## What is required
Report every line in the listing that contains the string "Index".

## Saved entries
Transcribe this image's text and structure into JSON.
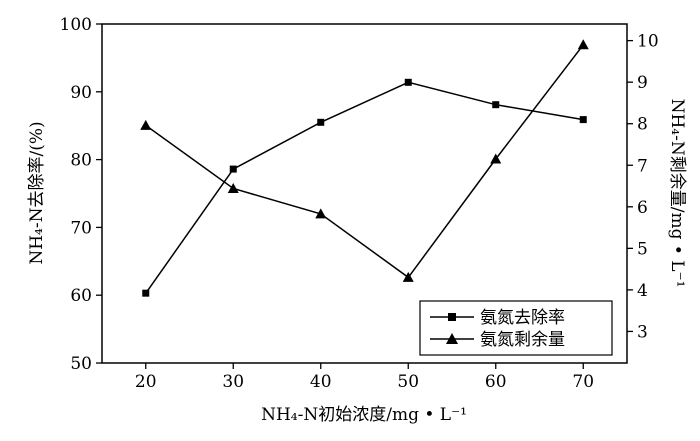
{
  "chart_data": {
    "type": "line",
    "x": [
      20,
      30,
      40,
      50,
      60,
      70
    ],
    "xlim": [
      15,
      75
    ],
    "xticks": [
      20,
      30,
      40,
      50,
      60,
      70
    ],
    "xlabel": "NH₄-N初始浓度/mg • L⁻¹",
    "ylabel_left": "NH₄-N去除率/(%)",
    "ylabel_right": "NH₄-N剩余量/mg • L⁻¹",
    "ylim_left": [
      50,
      100
    ],
    "yticks_left": [
      50,
      60,
      70,
      80,
      90,
      100
    ],
    "ylim_right": [
      2.24,
      10.4
    ],
    "yticks_right": [
      3,
      4,
      5,
      6,
      7,
      8,
      9,
      10
    ],
    "grid": false,
    "legend_position": "bottom-right",
    "series": [
      {
        "name": "氨氮去除率",
        "axis": "left",
        "marker": "square",
        "values": [
          60.3,
          78.6,
          85.5,
          91.4,
          88.1,
          85.9
        ]
      },
      {
        "name": "氨氮剩余量",
        "axis": "right",
        "marker": "triangle",
        "values": [
          7.96,
          6.44,
          5.83,
          4.3,
          7.15,
          9.9
        ]
      }
    ]
  }
}
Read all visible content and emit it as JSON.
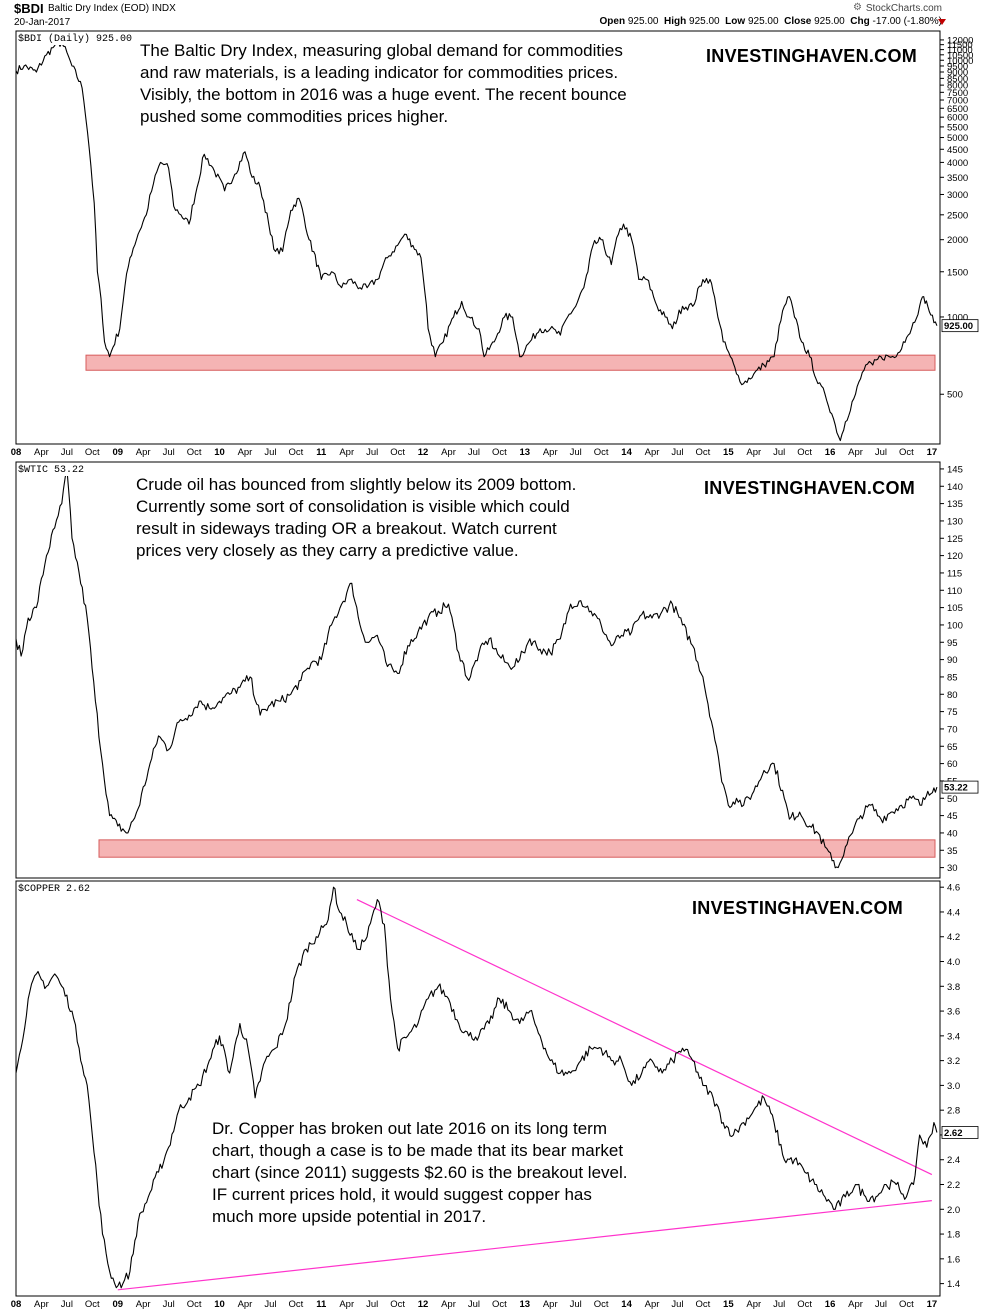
{
  "header": {
    "symbol": "$BDI",
    "name": "Baltic Dry Index (EOD)  INDX",
    "date": "20-Jan-2017",
    "logo": "StockCharts.com",
    "gear_icon": "gear-icon",
    "ohlc": {
      "open_label": "Open",
      "open": "925.00",
      "high_label": "High",
      "high": "925.00",
      "low_label": "Low",
      "low": "925.00",
      "close_label": "Close",
      "close": "925.00",
      "chg_label": "Chg",
      "chg": "-17.00 (-1.80%)"
    },
    "chg_color": "#c00000"
  },
  "colors": {
    "line": "#000000",
    "support_band_fill": "#f4a7a7",
    "support_band_stroke": "#d04040",
    "trendline": "#ff33cc",
    "grid": "#cccccc"
  },
  "panels": [
    {
      "label": "$BDI (Daily) 925.00",
      "last_value": "925.00",
      "brand": "INVESTINGHAVEN.COM",
      "annotation": [
        "The Baltic Dry Index, measuring global demand for commodities",
        "and raw materials, is a leading indicator for commodities prices.",
        "Visibly, the bottom in 2016 was a huge event. The recent bounce",
        "pushed some commodities prices higher."
      ]
    },
    {
      "label": "$WTIC 53.22",
      "last_value": "53.22",
      "brand": "INVESTINGHAVEN.COM",
      "annotation": [
        "Crude oil has bounced from slightly below its 2009 bottom.",
        "Currently some sort of consolidation is visible which could",
        "result in sideways trading OR a breakout. Watch current",
        "prices very closely as they carry a predictive value."
      ]
    },
    {
      "label": "$COPPER 2.62",
      "last_value": "2.62",
      "brand": "INVESTINGHAVEN.COM",
      "annotation": [
        "Dr. Copper has broken out late 2016 on its long term",
        "chart, though a case is to be made that its bear market",
        "chart (since 2011) suggests $2.60 is the breakout level.",
        "IF current prices hold, it would suggest copper has",
        "much more upside potential in 2017."
      ]
    }
  ],
  "chart_data": [
    {
      "type": "line",
      "title": "$BDI (Daily) 925.00",
      "scale": "log",
      "ylim": [
        320,
        13000
      ],
      "xlim": [
        2008.0,
        2017.08
      ],
      "y_ticks": [
        500,
        1000,
        1500,
        2000,
        2500,
        3000,
        3500,
        4000,
        4500,
        5000,
        5500,
        6000,
        6500,
        7000,
        7500,
        8000,
        8500,
        9000,
        9500,
        10000,
        10500,
        11000,
        11500,
        12000
      ],
      "x": [
        2008.0,
        2008.08,
        2008.2,
        2008.3,
        2008.38,
        2008.45,
        2008.55,
        2008.65,
        2008.72,
        2008.8,
        2008.87,
        2008.92,
        2009.02,
        2009.12,
        2009.2,
        2009.28,
        2009.35,
        2009.42,
        2009.5,
        2009.55,
        2009.62,
        2009.7,
        2009.78,
        2009.85,
        2009.95,
        2010.05,
        2010.15,
        2010.25,
        2010.32,
        2010.4,
        2010.5,
        2010.55,
        2010.62,
        2010.7,
        2010.78,
        2010.88,
        2011.0,
        2011.1,
        2011.2,
        2011.28,
        2011.38,
        2011.45,
        2011.55,
        2011.65,
        2011.75,
        2011.82,
        2011.9,
        2011.98,
        2012.05,
        2012.12,
        2012.2,
        2012.3,
        2012.38,
        2012.45,
        2012.55,
        2012.6,
        2012.7,
        2012.8,
        2012.88,
        2012.95,
        2013.05,
        2013.15,
        2013.25,
        2013.35,
        2013.42,
        2013.5,
        2013.58,
        2013.62,
        2013.67,
        2013.75,
        2013.85,
        2013.92,
        2013.97,
        2014.05,
        2014.12,
        2014.2,
        2014.3,
        2014.38,
        2014.45,
        2014.55,
        2014.65,
        2014.75,
        2014.82,
        2014.88,
        2014.95,
        2015.02,
        2015.08,
        2015.15,
        2015.25,
        2015.35,
        2015.45,
        2015.55,
        2015.6,
        2015.65,
        2015.72,
        2015.8,
        2015.88,
        2015.95,
        2016.05,
        2016.1,
        2016.15,
        2016.25,
        2016.35,
        2016.42,
        2016.5,
        2016.58,
        2016.65,
        2016.72,
        2016.8,
        2016.88,
        2016.92,
        2016.96,
        2017.02,
        2017.05
      ],
      "y": [
        9100,
        9500,
        9000,
        10500,
        11400,
        11700,
        9500,
        7800,
        4500,
        1500,
        800,
        700,
        900,
        1700,
        2100,
        2500,
        3300,
        4000,
        3800,
        2700,
        2500,
        2300,
        3200,
        4300,
        3700,
        3100,
        3600,
        4400,
        3500,
        3200,
        2100,
        1800,
        1800,
        2600,
        2900,
        2000,
        1400,
        1500,
        1300,
        1400,
        1300,
        1300,
        1400,
        1700,
        1900,
        2100,
        1900,
        1700,
        900,
        700,
        800,
        1000,
        1150,
        1000,
        900,
        700,
        800,
        1000,
        1000,
        700,
        800,
        900,
        900,
        850,
        1000,
        1100,
        1300,
        1500,
        1900,
        2000,
        1600,
        2100,
        2300,
        2000,
        1400,
        1400,
        1100,
        1000,
        900,
        1100,
        1100,
        1400,
        1400,
        1100,
        800,
        700,
        600,
        550,
        600,
        650,
        700,
        1100,
        1200,
        1000,
        800,
        700,
        550,
        500,
        380,
        330,
        390,
        500,
        650,
        650,
        700,
        700,
        700,
        800,
        900,
        1100,
        1200,
        1100,
        950,
        925
      ],
      "support_band": [
        620,
        710
      ]
    },
    {
      "type": "line",
      "title": "$WTIC 53.22",
      "ylim": [
        27,
        147
      ],
      "xlim": [
        2008.0,
        2017.08
      ],
      "y_ticks": [
        30,
        35,
        40,
        45,
        50,
        55,
        60,
        65,
        70,
        75,
        80,
        85,
        90,
        95,
        100,
        105,
        110,
        115,
        120,
        125,
        130,
        135,
        140,
        145
      ],
      "x": [
        2008.0,
        2008.05,
        2008.12,
        2008.2,
        2008.3,
        2008.38,
        2008.45,
        2008.5,
        2008.55,
        2008.62,
        2008.7,
        2008.78,
        2008.85,
        2008.92,
        2009.0,
        2009.1,
        2009.2,
        2009.3,
        2009.4,
        2009.5,
        2009.6,
        2009.7,
        2009.8,
        2009.9,
        2010.0,
        2010.1,
        2010.2,
        2010.3,
        2010.4,
        2010.5,
        2010.6,
        2010.7,
        2010.8,
        2010.9,
        2011.0,
        2011.1,
        2011.2,
        2011.3,
        2011.38,
        2011.45,
        2011.55,
        2011.65,
        2011.75,
        2011.85,
        2011.95,
        2012.05,
        2012.15,
        2012.25,
        2012.35,
        2012.45,
        2012.55,
        2012.65,
        2012.75,
        2012.85,
        2012.95,
        2013.05,
        2013.15,
        2013.25,
        2013.35,
        2013.45,
        2013.55,
        2013.65,
        2013.75,
        2013.85,
        2013.95,
        2014.05,
        2014.15,
        2014.25,
        2014.35,
        2014.45,
        2014.55,
        2014.65,
        2014.75,
        2014.85,
        2014.92,
        2015.0,
        2015.08,
        2015.15,
        2015.25,
        2015.35,
        2015.45,
        2015.55,
        2015.6,
        2015.7,
        2015.8,
        2015.88,
        2015.95,
        2016.02,
        2016.08,
        2016.15,
        2016.22,
        2016.3,
        2016.4,
        2016.5,
        2016.6,
        2016.7,
        2016.8,
        2016.9,
        2016.96,
        2017.02,
        2017.05
      ],
      "y": [
        96,
        91,
        102,
        105,
        120,
        128,
        135,
        145,
        125,
        115,
        102,
        78,
        60,
        45,
        42,
        40,
        47,
        58,
        68,
        64,
        72,
        74,
        78,
        76,
        78,
        80,
        82,
        85,
        74,
        77,
        78,
        80,
        84,
        89,
        90,
        100,
        106,
        112,
        100,
        95,
        97,
        88,
        86,
        94,
        98,
        102,
        104,
        106,
        92,
        84,
        92,
        96,
        91,
        88,
        90,
        96,
        93,
        92,
        96,
        106,
        107,
        104,
        100,
        94,
        97,
        98,
        103,
        102,
        104,
        106,
        100,
        94,
        85,
        70,
        58,
        48,
        50,
        48,
        52,
        58,
        60,
        50,
        44,
        46,
        42,
        40,
        36,
        32,
        30,
        36,
        40,
        45,
        48,
        44,
        46,
        48,
        50,
        48,
        52,
        53,
        53.22
      ],
      "support_band": [
        33,
        38
      ]
    },
    {
      "type": "line",
      "title": "$COPPER 2.62",
      "ylim": [
        1.3,
        4.65
      ],
      "xlim": [
        2008.0,
        2017.08
      ],
      "y_ticks": [
        1.4,
        1.6,
        1.8,
        2.0,
        2.2,
        2.4,
        2.6,
        2.8,
        3.0,
        3.2,
        3.4,
        3.6,
        3.8,
        4.0,
        4.2,
        4.4,
        4.6
      ],
      "x": [
        2008.0,
        2008.05,
        2008.12,
        2008.2,
        2008.3,
        2008.38,
        2008.45,
        2008.55,
        2008.62,
        2008.7,
        2008.75,
        2008.8,
        2008.85,
        2008.92,
        2008.97,
        2009.05,
        2009.12,
        2009.2,
        2009.3,
        2009.4,
        2009.5,
        2009.6,
        2009.7,
        2009.8,
        2009.9,
        2010.0,
        2010.1,
        2010.2,
        2010.28,
        2010.35,
        2010.45,
        2010.55,
        2010.65,
        2010.75,
        2010.85,
        2010.95,
        2011.05,
        2011.12,
        2011.18,
        2011.25,
        2011.35,
        2011.45,
        2011.55,
        2011.62,
        2011.68,
        2011.75,
        2011.85,
        2011.95,
        2012.05,
        2012.15,
        2012.25,
        2012.35,
        2012.45,
        2012.55,
        2012.65,
        2012.75,
        2012.85,
        2012.95,
        2013.05,
        2013.15,
        2013.25,
        2013.35,
        2013.45,
        2013.55,
        2013.65,
        2013.75,
        2013.85,
        2013.95,
        2014.05,
        2014.15,
        2014.25,
        2014.35,
        2014.45,
        2014.55,
        2014.65,
        2014.75,
        2014.85,
        2014.95,
        2015.05,
        2015.15,
        2015.25,
        2015.35,
        2015.45,
        2015.55,
        2015.65,
        2015.75,
        2015.85,
        2015.95,
        2016.05,
        2016.15,
        2016.25,
        2016.35,
        2016.45,
        2016.55,
        2016.65,
        2016.75,
        2016.82,
        2016.88,
        2016.95,
        2017.02,
        2017.05
      ],
      "y": [
        3.1,
        3.3,
        3.7,
        3.9,
        3.8,
        3.9,
        3.8,
        3.6,
        3.3,
        3.0,
        2.6,
        2.2,
        1.8,
        1.5,
        1.4,
        1.4,
        1.5,
        1.9,
        2.1,
        2.3,
        2.5,
        2.8,
        2.9,
        3.0,
        3.2,
        3.4,
        3.1,
        3.5,
        3.3,
        2.9,
        3.2,
        3.3,
        3.5,
        3.9,
        4.1,
        4.2,
        4.3,
        4.6,
        4.4,
        4.3,
        4.1,
        4.2,
        4.5,
        4.3,
        3.7,
        3.3,
        3.4,
        3.5,
        3.7,
        3.8,
        3.7,
        3.5,
        3.4,
        3.4,
        3.5,
        3.7,
        3.6,
        3.5,
        3.6,
        3.4,
        3.2,
        3.1,
        3.1,
        3.2,
        3.3,
        3.3,
        3.2,
        3.2,
        3.0,
        3.1,
        3.2,
        3.1,
        3.2,
        3.3,
        3.2,
        3.0,
        2.9,
        2.7,
        2.6,
        2.7,
        2.8,
        2.9,
        2.7,
        2.4,
        2.4,
        2.3,
        2.2,
        2.1,
        2.0,
        2.1,
        2.2,
        2.1,
        2.1,
        2.2,
        2.2,
        2.1,
        2.2,
        2.6,
        2.5,
        2.7,
        2.62
      ],
      "trendlines": [
        {
          "x": [
            2011.35,
            2017.0
          ],
          "y": [
            4.5,
            2.28
          ]
        },
        {
          "x": [
            2009.0,
            2017.0
          ],
          "y": [
            1.35,
            2.07
          ]
        }
      ]
    }
  ],
  "x_axis": {
    "ticks": [
      "08",
      "Apr",
      "Jul",
      "Oct",
      "09",
      "Apr",
      "Jul",
      "Oct",
      "10",
      "Apr",
      "Jul",
      "Oct",
      "11",
      "Apr",
      "Jul",
      "Oct",
      "12",
      "Apr",
      "Jul",
      "Oct",
      "13",
      "Apr",
      "Jul",
      "Oct",
      "14",
      "Apr",
      "Jul",
      "Oct",
      "15",
      "Apr",
      "Jul",
      "Oct",
      "16",
      "Apr",
      "Jul",
      "Oct",
      "17"
    ],
    "year_ticks": [
      "08",
      "09",
      "10",
      "11",
      "12",
      "13",
      "14",
      "15",
      "16",
      "17"
    ]
  }
}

## Worked answer
    "name": "Baltic Dry Index (EOD)  INDX",
        "The Baltic Dry Index, measuring global demand for commodities",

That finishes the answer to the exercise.